• _WORK INSTRUCTIONS_
Scan the following material for the string "xlabel" and copy each line in which it appears.

★ ★ ★ ★ ★ ★ ★

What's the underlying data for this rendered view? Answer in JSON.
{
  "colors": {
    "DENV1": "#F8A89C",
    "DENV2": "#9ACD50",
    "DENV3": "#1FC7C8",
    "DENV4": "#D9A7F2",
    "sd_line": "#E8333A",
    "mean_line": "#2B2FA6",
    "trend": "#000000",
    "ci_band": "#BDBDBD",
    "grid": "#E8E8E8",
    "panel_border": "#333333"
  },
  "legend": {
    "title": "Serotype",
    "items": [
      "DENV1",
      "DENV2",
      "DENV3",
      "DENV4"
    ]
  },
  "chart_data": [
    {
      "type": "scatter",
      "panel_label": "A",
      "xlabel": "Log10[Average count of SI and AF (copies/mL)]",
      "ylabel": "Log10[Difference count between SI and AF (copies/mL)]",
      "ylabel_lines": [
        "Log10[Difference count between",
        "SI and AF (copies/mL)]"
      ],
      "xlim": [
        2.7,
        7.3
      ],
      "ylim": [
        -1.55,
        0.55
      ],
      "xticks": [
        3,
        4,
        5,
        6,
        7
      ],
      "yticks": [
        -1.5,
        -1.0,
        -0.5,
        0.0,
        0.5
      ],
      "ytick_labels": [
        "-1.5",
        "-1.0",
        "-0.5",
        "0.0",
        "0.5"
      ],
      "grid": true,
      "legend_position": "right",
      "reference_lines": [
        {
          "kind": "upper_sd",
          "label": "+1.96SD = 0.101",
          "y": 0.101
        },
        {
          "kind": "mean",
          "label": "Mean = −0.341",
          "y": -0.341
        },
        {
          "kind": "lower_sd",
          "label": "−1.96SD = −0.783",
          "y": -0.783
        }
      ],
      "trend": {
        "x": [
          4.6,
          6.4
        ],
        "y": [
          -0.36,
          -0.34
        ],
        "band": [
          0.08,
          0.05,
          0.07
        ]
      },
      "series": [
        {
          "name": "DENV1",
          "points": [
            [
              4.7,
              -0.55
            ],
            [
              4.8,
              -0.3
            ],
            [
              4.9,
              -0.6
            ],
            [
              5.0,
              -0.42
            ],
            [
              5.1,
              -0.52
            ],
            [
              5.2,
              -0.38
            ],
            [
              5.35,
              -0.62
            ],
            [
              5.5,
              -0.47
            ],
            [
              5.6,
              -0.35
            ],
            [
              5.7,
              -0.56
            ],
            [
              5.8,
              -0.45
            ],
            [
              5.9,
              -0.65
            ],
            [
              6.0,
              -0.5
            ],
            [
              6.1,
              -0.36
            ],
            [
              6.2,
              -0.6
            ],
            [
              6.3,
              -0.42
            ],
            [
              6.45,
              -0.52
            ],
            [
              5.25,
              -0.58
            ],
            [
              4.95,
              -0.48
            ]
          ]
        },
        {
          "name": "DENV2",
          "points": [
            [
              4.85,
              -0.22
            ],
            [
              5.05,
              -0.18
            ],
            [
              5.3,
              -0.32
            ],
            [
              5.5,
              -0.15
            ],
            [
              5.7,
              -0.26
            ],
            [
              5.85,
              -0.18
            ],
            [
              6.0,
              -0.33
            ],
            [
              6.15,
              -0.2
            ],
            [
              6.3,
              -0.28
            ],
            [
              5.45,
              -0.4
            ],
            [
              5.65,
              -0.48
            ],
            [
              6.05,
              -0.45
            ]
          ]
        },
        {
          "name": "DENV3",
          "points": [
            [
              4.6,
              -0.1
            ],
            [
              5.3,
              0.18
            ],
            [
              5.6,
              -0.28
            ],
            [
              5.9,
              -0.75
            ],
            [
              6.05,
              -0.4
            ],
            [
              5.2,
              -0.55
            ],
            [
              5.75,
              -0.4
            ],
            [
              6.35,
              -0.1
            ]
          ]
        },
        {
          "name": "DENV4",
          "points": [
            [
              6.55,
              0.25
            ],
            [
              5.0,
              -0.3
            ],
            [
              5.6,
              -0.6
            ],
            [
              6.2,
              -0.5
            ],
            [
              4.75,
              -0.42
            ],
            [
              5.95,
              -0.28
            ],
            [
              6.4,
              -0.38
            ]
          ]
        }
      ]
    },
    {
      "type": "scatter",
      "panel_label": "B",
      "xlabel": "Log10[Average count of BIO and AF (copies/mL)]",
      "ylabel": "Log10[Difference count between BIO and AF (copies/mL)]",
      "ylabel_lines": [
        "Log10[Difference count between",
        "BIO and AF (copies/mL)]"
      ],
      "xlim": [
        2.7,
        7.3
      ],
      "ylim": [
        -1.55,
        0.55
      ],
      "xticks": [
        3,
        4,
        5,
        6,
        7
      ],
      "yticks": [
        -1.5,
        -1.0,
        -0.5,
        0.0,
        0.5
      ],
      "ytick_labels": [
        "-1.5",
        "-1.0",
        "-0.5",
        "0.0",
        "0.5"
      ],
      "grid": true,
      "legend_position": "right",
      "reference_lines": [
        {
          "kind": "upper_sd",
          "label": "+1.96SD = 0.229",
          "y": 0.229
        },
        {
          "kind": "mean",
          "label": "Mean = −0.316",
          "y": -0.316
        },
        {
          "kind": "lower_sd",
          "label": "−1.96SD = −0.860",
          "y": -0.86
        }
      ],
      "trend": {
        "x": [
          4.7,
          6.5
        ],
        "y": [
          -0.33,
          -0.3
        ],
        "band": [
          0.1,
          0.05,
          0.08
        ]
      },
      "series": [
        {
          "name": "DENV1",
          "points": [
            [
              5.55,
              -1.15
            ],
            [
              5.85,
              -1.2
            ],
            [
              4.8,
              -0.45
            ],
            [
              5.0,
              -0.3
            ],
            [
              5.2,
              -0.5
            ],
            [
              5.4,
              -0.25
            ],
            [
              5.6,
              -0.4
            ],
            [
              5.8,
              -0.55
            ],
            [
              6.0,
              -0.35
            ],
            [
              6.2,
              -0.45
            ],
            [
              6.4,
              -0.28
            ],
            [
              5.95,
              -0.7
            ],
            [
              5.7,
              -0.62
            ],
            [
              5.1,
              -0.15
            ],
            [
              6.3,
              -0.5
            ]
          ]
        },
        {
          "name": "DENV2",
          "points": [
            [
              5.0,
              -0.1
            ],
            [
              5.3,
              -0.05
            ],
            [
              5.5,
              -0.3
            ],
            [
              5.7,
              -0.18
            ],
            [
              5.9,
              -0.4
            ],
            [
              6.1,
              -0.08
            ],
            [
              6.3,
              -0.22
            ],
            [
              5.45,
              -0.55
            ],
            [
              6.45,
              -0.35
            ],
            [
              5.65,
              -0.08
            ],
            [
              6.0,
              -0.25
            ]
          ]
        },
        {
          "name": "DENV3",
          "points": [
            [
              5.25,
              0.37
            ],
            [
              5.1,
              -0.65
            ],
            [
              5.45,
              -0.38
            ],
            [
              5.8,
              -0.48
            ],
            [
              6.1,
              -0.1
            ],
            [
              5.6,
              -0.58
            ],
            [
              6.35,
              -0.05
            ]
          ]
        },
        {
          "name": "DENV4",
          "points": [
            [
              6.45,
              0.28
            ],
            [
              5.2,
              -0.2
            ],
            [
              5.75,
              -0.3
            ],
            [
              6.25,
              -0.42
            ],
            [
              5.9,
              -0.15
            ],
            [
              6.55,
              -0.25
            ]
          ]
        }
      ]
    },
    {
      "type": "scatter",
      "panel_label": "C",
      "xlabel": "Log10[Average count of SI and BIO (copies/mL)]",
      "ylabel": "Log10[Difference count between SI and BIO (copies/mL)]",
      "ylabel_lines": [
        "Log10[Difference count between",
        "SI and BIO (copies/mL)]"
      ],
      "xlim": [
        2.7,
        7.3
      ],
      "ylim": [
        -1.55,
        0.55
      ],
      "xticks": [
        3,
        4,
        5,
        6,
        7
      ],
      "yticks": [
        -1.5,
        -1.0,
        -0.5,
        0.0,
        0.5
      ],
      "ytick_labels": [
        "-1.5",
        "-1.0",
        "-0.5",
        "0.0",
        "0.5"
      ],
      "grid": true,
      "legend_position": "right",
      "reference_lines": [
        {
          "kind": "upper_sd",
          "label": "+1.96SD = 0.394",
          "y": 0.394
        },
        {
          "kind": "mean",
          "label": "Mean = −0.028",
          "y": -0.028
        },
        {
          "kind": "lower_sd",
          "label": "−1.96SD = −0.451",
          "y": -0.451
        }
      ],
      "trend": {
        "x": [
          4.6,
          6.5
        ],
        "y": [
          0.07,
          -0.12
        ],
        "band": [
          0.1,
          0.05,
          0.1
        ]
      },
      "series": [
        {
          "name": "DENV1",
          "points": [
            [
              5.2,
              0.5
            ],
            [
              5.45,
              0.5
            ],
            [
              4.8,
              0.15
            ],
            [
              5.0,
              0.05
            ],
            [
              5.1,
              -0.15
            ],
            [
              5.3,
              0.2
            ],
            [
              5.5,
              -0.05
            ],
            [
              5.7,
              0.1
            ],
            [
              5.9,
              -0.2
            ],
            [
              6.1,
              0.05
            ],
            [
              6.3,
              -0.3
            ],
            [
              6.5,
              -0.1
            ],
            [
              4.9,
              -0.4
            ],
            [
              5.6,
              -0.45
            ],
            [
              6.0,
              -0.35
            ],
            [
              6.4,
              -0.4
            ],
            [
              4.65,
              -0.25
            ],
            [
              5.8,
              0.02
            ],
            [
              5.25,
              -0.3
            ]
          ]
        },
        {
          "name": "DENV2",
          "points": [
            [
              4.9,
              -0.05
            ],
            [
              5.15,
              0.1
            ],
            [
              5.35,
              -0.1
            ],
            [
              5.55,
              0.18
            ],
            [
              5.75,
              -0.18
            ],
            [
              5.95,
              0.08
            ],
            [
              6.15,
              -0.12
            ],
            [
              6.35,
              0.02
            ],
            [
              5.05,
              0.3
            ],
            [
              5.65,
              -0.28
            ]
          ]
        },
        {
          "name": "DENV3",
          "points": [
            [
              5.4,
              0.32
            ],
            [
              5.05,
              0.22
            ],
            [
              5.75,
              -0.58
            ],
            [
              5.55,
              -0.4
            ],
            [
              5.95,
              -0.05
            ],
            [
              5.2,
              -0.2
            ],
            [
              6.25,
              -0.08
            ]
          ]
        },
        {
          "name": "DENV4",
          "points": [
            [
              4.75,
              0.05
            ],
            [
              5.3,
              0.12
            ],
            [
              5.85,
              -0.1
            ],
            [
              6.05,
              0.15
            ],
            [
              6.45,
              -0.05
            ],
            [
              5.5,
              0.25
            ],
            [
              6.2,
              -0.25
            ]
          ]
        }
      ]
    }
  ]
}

★ ★ ★ ★ ★ ★ ★

• _ANSWER FOR THE TASK_
      "xlabel": "Log10[Average count of SI and AF (copies/mL)]",
      "xlabel": "Log10[Average count of BIO and AF (copies/mL)]",
      "xlabel": "Log10[Average count of SI and BIO (copies/mL)]",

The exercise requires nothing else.